— Start EXCERPTED DATA —

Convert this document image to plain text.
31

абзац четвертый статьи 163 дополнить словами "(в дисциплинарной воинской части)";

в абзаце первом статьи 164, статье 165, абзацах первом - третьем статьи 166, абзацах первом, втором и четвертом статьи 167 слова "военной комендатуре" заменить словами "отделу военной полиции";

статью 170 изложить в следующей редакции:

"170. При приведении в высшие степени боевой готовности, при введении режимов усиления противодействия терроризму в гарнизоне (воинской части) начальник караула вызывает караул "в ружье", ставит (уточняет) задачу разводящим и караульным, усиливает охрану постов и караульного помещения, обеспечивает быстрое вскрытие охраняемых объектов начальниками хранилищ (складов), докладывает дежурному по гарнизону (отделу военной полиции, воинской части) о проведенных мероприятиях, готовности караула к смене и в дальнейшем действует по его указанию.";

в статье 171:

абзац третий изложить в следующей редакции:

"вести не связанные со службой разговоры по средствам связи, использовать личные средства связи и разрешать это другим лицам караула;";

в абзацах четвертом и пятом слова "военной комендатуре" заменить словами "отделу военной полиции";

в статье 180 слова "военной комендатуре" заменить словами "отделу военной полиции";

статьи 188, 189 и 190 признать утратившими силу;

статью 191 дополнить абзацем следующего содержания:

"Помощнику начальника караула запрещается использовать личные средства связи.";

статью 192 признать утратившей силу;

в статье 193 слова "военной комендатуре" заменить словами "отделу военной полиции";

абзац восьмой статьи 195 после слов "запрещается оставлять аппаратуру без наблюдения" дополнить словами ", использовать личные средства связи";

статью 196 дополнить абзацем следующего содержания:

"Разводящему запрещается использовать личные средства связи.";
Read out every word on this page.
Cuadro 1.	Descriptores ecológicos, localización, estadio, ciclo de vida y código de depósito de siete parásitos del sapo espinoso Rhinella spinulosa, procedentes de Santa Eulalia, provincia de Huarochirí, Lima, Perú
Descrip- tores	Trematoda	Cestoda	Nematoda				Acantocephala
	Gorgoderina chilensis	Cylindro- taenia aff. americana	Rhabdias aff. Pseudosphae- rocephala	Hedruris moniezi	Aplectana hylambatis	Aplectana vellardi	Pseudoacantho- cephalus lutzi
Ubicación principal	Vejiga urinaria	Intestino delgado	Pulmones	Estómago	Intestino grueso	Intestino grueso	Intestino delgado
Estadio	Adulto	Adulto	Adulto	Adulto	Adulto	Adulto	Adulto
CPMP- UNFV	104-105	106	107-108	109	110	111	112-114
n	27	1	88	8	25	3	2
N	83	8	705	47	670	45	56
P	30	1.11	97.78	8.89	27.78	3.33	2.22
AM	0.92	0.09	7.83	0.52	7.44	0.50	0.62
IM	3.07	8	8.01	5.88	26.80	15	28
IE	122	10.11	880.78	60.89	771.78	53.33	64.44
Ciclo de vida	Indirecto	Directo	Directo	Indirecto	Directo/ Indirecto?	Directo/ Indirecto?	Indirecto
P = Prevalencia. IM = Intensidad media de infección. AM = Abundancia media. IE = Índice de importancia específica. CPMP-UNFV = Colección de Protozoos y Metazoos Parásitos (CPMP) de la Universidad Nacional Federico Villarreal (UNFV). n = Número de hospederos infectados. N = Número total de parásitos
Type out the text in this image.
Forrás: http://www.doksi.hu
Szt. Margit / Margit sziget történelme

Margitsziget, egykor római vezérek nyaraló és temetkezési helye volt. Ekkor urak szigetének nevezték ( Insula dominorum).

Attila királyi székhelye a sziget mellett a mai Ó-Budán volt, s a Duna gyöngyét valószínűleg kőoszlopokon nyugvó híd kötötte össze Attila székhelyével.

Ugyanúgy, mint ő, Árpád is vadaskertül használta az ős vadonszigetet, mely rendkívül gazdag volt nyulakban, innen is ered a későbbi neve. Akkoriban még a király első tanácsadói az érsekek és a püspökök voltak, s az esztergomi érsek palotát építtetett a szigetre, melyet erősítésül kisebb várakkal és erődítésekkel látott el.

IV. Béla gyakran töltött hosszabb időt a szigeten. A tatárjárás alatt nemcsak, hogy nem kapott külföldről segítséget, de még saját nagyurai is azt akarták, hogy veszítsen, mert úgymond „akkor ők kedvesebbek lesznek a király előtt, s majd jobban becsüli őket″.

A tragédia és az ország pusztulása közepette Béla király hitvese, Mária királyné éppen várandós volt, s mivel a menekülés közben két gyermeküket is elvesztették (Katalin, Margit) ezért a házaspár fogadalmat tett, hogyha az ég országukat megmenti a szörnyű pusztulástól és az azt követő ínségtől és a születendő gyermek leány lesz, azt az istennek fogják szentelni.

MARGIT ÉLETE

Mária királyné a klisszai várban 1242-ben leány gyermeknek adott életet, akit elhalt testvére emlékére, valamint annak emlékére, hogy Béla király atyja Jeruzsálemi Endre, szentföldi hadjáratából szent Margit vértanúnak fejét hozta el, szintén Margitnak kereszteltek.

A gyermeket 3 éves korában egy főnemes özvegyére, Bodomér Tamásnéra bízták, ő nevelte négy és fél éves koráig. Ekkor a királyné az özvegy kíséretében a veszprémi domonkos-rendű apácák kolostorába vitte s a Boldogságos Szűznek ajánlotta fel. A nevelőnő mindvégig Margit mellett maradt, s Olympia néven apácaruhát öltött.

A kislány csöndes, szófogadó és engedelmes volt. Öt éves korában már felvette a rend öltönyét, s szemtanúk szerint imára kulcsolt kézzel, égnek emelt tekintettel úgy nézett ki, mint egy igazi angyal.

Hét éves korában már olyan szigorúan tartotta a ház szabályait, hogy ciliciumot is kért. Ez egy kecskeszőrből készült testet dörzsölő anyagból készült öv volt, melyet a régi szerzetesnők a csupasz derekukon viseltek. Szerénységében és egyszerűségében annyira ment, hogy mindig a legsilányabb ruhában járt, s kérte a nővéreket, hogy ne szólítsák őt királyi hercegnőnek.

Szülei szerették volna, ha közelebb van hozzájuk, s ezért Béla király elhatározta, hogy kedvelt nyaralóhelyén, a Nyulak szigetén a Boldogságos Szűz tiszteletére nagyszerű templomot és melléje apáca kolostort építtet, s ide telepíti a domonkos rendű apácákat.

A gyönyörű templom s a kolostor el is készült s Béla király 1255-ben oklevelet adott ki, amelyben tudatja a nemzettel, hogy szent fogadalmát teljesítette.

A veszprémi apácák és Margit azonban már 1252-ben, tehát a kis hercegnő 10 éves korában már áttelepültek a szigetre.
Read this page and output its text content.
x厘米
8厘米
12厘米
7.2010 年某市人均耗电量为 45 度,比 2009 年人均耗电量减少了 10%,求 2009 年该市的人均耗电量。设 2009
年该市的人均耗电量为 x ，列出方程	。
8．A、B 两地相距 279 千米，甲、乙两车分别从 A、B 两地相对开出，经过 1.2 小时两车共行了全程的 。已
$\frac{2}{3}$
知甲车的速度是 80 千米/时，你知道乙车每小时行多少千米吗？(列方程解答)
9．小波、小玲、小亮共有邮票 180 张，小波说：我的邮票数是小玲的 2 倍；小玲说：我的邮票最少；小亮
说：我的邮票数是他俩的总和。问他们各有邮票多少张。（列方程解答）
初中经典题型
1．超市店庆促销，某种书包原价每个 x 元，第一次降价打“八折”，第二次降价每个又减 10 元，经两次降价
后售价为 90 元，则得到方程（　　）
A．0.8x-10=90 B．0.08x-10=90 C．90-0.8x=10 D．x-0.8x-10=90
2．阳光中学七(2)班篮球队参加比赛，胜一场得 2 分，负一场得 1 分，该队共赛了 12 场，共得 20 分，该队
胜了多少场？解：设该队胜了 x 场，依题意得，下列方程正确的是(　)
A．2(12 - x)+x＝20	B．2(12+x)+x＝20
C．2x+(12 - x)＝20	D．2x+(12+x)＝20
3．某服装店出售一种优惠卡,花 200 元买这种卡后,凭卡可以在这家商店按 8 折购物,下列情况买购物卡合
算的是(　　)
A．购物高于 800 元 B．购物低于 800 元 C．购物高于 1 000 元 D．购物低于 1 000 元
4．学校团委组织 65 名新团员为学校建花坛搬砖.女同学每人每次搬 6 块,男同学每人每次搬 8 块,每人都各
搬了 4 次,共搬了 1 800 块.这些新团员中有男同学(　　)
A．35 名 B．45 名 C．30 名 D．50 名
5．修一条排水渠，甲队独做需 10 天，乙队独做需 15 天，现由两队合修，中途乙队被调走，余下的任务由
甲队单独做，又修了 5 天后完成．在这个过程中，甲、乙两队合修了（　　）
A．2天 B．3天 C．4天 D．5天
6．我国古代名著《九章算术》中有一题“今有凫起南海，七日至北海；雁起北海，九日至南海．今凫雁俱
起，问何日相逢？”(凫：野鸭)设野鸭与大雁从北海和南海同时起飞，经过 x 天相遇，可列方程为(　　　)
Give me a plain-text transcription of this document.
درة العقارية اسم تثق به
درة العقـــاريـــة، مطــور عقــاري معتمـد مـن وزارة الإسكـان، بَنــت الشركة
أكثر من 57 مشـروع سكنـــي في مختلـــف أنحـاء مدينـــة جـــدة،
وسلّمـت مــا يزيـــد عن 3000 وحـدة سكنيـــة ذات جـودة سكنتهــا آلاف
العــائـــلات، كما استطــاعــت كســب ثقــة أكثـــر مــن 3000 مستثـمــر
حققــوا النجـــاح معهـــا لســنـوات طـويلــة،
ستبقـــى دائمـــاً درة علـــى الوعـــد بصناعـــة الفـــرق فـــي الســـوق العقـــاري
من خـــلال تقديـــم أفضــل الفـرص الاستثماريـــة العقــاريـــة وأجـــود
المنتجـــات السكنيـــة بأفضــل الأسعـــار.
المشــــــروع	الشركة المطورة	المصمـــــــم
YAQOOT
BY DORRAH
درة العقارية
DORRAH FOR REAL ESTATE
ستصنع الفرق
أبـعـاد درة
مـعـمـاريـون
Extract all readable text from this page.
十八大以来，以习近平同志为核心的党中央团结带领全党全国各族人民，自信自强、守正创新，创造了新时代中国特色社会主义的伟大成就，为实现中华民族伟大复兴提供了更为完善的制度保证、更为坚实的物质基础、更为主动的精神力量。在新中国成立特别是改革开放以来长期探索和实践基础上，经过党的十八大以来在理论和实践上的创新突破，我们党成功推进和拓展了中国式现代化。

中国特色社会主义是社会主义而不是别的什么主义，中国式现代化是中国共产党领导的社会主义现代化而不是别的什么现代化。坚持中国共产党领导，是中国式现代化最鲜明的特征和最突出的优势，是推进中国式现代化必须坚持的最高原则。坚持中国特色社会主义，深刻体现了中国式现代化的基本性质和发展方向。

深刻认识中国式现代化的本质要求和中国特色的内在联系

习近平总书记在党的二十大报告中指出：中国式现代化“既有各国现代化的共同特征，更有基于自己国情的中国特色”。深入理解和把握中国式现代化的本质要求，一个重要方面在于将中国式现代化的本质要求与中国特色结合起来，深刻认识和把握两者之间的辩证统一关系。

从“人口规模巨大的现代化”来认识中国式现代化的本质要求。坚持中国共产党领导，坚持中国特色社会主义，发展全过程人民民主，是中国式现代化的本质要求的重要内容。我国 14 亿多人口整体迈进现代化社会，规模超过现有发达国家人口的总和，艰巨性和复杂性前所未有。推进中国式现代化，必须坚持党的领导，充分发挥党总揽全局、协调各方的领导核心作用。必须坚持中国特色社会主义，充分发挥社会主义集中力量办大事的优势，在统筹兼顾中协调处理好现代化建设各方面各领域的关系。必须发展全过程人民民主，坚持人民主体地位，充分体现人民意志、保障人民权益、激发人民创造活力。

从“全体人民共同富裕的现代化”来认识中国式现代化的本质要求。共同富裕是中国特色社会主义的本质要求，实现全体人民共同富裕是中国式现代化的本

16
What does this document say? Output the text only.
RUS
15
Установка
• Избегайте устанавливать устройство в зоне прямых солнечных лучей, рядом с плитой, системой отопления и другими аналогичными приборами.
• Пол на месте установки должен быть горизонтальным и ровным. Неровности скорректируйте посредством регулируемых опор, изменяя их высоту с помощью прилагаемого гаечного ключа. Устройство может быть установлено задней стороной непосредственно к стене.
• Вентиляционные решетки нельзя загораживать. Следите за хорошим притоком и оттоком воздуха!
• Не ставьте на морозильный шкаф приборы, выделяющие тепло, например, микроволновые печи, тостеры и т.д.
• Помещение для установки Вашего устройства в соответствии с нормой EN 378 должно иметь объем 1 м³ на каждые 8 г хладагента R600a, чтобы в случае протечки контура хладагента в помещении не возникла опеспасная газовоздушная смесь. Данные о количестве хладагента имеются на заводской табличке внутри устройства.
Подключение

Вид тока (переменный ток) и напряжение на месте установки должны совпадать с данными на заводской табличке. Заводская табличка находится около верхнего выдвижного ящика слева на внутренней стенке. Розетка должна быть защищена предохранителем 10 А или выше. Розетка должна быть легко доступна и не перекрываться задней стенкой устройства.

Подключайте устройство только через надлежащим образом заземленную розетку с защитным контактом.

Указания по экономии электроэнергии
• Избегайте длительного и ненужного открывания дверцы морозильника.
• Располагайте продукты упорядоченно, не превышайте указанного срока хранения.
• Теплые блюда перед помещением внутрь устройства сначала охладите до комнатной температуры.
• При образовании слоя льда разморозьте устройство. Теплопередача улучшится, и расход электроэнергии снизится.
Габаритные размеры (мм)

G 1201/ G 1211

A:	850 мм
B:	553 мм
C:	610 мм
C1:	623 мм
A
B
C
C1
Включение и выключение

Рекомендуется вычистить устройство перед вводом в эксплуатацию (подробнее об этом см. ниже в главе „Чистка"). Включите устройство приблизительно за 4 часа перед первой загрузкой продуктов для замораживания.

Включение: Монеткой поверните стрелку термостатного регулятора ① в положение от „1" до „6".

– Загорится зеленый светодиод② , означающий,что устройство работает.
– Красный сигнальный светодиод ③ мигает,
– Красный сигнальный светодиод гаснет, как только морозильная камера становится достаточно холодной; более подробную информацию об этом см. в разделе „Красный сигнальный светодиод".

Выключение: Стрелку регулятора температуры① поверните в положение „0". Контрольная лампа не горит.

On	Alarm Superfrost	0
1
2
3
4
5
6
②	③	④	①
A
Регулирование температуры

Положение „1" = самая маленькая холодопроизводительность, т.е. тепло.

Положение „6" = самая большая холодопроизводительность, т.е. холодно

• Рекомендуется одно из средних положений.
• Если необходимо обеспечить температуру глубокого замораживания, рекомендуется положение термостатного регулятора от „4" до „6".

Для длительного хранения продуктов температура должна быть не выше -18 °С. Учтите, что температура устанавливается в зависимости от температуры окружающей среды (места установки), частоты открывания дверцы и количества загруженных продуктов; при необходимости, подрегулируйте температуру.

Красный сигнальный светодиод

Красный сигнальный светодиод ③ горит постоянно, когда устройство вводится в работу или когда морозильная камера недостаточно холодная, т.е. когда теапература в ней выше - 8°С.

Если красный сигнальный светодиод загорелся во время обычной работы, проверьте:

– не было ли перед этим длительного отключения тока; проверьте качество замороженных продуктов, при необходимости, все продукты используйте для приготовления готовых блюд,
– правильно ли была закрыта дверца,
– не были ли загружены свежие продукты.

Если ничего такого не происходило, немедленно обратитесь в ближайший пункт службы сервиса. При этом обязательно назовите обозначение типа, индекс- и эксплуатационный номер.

— End EXCERPTED DATA —

• **BRIEF**:
Scan the data above and copy every line with "статью" in it.

• **EXERCISE RESULT**:
статью 170 изложить в следующей редакции:
статью 191 дополнить абзацем следующего содержания:
статью 192 признать утратившей силу;
статью 196 дополнить абзацем следующего содержания:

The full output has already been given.